* start *
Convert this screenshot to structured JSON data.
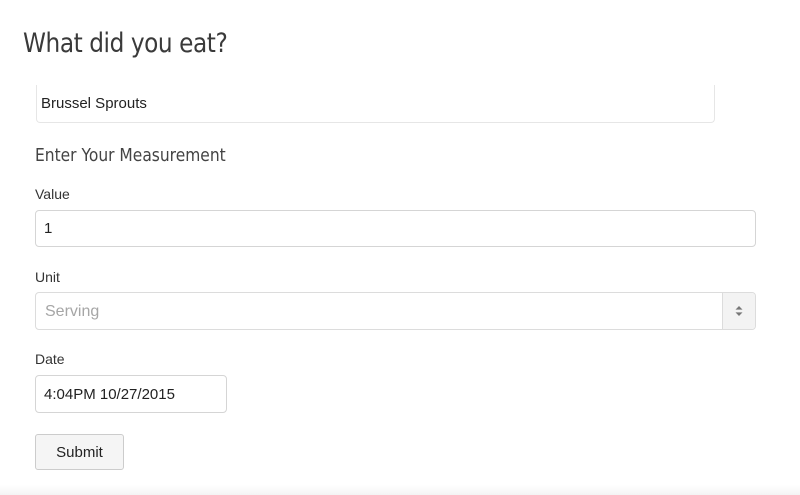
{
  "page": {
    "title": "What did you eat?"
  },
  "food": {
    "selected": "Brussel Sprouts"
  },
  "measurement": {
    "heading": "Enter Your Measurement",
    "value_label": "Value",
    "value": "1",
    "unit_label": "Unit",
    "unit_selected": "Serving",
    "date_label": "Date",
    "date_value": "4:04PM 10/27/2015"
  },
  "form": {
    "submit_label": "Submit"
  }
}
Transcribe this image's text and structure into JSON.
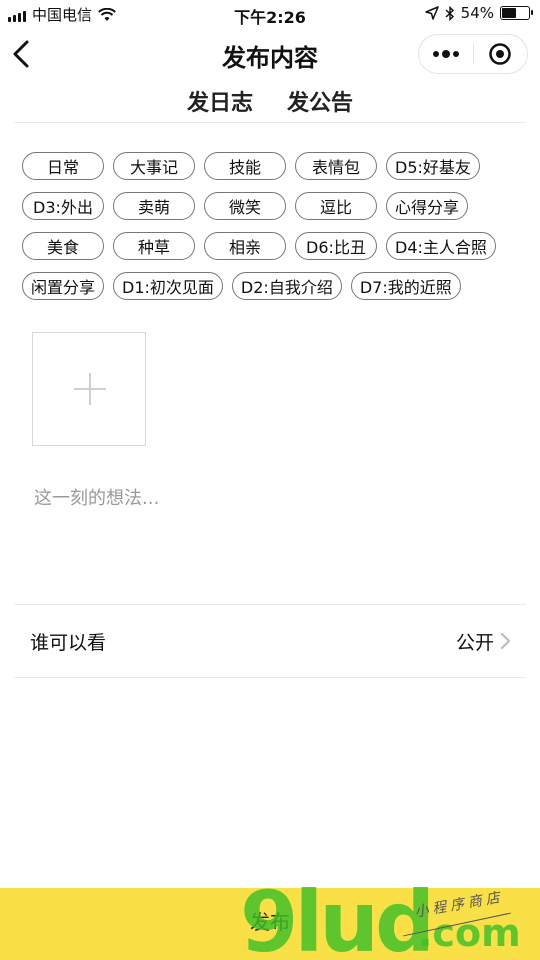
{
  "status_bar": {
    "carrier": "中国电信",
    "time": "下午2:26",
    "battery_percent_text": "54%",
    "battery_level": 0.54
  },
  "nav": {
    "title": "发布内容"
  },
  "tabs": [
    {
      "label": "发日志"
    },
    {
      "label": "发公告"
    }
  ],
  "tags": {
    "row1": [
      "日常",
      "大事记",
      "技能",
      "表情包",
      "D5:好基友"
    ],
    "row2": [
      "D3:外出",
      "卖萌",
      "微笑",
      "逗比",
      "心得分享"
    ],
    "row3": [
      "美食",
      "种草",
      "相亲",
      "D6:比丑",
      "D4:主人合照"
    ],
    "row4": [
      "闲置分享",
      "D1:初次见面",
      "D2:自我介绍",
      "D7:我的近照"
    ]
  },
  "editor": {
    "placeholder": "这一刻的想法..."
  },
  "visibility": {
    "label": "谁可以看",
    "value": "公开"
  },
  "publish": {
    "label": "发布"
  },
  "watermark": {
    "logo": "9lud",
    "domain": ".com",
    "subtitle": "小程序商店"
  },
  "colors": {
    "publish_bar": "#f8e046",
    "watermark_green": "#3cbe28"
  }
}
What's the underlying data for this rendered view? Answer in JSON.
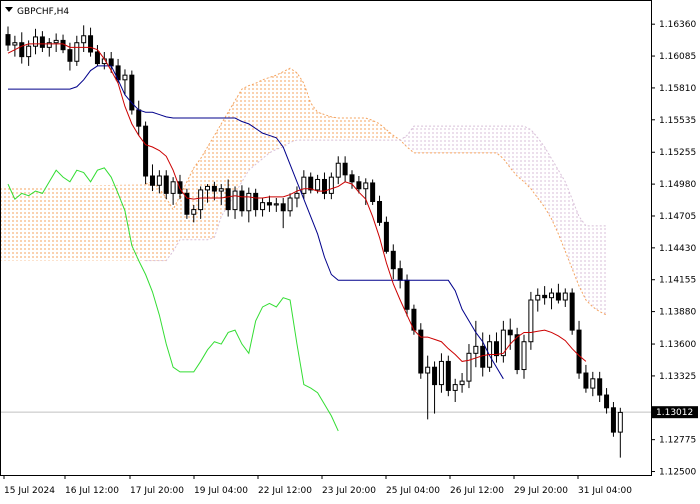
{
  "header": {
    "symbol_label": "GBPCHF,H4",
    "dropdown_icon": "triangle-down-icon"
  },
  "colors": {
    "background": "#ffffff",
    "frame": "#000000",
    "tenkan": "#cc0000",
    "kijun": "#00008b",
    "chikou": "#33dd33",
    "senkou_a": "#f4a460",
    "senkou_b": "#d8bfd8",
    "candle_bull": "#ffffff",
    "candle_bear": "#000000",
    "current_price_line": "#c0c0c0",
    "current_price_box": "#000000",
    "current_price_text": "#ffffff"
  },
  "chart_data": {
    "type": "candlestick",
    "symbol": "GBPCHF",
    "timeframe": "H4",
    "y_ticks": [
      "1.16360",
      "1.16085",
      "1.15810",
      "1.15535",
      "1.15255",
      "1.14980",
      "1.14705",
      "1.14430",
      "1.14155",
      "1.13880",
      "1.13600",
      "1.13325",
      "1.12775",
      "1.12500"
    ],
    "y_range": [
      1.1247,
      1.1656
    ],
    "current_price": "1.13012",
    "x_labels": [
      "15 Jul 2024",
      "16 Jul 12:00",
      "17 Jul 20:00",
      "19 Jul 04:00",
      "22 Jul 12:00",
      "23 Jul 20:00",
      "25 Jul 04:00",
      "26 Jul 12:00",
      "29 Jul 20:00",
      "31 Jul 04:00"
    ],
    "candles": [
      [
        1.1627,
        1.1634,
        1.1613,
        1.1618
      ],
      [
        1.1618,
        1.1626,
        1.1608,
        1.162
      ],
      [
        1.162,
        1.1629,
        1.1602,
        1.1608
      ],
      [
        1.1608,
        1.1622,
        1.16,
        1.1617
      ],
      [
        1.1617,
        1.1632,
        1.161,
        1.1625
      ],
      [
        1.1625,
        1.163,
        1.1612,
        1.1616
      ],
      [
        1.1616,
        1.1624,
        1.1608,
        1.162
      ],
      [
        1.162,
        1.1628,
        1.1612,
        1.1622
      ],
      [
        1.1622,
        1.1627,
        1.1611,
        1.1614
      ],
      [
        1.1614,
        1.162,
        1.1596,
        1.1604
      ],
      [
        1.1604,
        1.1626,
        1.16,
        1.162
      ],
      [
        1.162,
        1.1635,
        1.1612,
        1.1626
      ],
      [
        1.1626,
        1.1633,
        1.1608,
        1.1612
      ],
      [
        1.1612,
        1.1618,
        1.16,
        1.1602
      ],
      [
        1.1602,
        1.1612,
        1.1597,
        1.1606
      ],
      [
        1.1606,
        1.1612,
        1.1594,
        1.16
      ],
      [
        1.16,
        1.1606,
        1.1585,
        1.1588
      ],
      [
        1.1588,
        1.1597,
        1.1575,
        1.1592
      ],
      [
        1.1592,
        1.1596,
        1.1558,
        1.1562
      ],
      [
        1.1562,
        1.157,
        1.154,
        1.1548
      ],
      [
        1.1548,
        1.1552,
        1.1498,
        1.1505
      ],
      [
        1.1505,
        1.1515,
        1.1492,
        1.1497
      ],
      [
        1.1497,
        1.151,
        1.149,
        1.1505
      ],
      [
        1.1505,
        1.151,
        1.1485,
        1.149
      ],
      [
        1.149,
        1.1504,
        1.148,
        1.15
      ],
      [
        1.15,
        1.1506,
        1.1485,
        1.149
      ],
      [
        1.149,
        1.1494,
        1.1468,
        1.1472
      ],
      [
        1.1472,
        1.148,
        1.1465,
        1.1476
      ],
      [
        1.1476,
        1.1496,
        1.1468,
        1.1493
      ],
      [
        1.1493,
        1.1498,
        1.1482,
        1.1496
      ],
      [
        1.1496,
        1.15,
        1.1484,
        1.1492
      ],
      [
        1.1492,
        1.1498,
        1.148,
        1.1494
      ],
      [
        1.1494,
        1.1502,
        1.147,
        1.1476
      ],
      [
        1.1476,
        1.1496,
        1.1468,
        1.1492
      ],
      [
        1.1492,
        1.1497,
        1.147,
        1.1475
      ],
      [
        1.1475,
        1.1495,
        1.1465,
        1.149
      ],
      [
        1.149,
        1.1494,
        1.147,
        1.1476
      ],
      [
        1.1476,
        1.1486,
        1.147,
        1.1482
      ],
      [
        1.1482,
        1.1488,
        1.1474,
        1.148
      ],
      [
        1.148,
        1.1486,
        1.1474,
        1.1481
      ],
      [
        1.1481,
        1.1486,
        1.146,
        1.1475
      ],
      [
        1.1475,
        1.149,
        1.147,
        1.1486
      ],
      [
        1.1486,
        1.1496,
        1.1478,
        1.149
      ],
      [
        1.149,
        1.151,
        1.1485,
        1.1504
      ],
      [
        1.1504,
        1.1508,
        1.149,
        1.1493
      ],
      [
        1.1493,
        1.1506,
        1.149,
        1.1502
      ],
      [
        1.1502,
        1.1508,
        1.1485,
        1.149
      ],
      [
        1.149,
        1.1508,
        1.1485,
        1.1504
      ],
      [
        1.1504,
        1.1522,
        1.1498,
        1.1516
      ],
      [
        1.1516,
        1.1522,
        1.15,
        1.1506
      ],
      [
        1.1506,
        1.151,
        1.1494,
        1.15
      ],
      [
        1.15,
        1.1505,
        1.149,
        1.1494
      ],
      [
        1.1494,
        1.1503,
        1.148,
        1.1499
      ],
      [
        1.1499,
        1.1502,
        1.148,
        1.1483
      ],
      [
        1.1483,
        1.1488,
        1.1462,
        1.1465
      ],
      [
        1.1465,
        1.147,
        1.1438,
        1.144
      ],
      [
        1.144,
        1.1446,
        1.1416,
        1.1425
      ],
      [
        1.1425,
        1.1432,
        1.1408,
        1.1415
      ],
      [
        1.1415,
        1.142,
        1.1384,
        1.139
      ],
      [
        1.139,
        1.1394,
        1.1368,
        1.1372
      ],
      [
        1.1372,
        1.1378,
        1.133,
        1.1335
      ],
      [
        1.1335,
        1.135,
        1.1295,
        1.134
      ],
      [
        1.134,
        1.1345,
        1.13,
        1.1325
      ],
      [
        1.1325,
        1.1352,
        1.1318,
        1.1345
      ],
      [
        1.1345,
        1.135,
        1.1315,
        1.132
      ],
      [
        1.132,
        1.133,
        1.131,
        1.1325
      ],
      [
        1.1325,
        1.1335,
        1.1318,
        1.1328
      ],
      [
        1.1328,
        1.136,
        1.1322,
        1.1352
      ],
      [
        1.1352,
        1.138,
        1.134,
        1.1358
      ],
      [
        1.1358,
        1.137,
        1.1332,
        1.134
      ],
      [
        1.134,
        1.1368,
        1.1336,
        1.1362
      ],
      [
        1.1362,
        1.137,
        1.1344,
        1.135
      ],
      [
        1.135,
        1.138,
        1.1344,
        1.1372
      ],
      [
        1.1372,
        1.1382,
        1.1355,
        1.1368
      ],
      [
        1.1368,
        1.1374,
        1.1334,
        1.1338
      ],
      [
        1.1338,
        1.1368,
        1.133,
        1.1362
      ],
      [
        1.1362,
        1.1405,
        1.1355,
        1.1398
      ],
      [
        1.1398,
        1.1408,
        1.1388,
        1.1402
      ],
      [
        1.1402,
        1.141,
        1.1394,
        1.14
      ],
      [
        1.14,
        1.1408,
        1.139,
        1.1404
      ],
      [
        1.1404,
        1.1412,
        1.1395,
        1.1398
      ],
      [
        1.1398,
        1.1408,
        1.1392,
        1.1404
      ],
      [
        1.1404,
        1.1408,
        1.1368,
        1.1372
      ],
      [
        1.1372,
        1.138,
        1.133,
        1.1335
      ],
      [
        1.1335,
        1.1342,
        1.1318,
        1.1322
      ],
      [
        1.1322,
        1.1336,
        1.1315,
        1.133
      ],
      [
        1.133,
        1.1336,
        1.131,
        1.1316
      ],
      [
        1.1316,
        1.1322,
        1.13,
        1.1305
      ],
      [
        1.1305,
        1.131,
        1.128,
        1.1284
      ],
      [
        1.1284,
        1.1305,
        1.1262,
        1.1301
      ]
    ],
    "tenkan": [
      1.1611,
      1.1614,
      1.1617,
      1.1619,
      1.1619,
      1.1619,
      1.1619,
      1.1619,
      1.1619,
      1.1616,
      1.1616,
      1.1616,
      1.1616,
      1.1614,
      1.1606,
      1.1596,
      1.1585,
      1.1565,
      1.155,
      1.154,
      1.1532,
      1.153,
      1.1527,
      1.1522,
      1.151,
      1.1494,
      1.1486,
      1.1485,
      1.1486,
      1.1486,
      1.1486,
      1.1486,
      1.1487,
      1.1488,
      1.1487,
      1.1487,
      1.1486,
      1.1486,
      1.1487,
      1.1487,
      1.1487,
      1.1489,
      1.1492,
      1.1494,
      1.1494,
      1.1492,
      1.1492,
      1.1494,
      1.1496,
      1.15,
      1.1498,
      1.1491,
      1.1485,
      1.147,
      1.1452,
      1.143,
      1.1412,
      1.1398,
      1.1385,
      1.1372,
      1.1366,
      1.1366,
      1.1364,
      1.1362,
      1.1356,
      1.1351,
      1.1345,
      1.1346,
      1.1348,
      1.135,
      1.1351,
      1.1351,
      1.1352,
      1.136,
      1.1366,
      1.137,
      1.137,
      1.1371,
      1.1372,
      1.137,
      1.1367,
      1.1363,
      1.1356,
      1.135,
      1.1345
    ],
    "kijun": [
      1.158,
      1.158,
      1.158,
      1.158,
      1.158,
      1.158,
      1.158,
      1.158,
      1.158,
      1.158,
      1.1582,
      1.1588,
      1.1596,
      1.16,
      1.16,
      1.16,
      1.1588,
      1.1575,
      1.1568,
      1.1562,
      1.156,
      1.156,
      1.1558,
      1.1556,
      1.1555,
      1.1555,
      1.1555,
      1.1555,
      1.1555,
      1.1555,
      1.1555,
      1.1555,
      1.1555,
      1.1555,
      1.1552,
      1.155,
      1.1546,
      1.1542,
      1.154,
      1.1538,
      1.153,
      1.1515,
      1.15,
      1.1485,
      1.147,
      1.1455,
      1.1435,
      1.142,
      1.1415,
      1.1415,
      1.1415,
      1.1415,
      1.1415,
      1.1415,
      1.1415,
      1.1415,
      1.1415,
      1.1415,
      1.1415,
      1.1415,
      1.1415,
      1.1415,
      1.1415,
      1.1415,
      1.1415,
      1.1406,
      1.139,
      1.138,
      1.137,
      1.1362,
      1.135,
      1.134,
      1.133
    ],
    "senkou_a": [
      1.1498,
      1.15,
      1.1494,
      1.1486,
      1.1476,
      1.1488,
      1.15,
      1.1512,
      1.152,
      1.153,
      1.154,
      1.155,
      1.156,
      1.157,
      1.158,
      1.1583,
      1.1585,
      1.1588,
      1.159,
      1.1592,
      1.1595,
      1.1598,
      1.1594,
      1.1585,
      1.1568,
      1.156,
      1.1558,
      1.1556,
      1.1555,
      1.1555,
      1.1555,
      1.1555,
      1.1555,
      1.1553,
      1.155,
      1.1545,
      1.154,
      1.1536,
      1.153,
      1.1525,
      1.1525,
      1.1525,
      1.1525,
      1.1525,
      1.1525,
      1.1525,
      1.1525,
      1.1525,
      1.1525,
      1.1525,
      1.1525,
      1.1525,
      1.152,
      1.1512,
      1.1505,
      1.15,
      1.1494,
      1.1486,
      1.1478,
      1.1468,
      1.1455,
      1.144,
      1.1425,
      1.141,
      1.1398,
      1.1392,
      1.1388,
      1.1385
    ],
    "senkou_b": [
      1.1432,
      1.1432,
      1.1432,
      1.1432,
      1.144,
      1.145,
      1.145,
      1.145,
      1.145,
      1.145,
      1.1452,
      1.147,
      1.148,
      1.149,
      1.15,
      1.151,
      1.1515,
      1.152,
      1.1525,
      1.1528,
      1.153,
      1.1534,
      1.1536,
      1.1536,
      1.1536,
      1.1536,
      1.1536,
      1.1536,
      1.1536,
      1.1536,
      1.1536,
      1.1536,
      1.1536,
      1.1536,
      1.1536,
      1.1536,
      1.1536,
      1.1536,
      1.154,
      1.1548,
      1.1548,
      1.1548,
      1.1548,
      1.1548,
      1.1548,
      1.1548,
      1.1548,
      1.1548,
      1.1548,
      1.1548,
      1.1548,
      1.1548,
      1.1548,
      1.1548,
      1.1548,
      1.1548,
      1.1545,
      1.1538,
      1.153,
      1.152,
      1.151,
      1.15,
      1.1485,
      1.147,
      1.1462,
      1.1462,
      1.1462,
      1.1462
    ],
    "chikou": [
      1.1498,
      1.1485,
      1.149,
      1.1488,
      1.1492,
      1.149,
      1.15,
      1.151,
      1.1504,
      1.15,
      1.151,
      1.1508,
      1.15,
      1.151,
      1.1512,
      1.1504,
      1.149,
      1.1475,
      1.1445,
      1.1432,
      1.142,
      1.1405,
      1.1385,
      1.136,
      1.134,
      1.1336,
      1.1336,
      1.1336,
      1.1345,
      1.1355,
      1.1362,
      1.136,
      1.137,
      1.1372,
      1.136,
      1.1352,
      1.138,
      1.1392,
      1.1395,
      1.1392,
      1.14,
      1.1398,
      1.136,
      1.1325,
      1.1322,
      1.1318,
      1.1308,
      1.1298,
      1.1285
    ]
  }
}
* end *
* start *
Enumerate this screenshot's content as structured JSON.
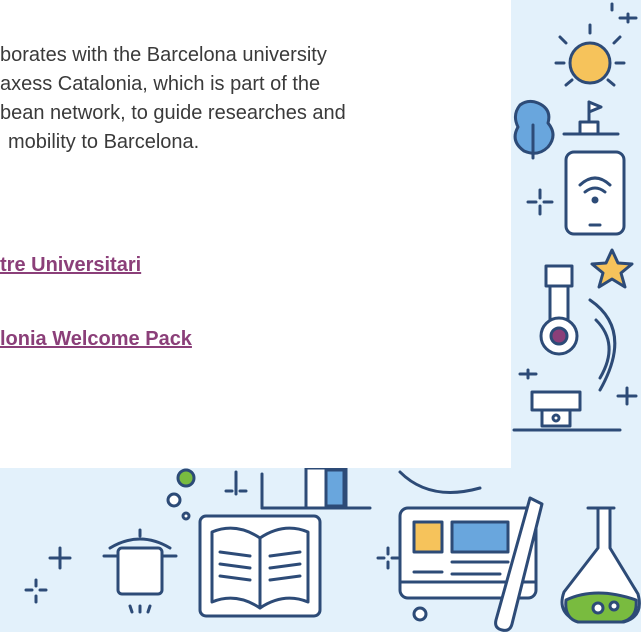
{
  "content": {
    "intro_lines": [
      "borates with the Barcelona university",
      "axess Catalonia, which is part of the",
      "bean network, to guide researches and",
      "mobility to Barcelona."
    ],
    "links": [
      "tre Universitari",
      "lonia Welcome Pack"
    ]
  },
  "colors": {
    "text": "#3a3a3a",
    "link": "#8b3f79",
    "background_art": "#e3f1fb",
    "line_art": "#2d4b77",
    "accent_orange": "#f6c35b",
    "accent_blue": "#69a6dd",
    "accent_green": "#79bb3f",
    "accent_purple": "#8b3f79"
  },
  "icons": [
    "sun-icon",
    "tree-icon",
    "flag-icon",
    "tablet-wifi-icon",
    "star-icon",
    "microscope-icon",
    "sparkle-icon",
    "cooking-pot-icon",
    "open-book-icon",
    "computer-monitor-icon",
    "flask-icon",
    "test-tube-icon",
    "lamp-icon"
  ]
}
* end *
-- Requirement --
Look through the entries above; copy each line where the string "content" appears.

-- Reply to the task --
Enumerate this screenshot's content as structured JSON.
  "content": {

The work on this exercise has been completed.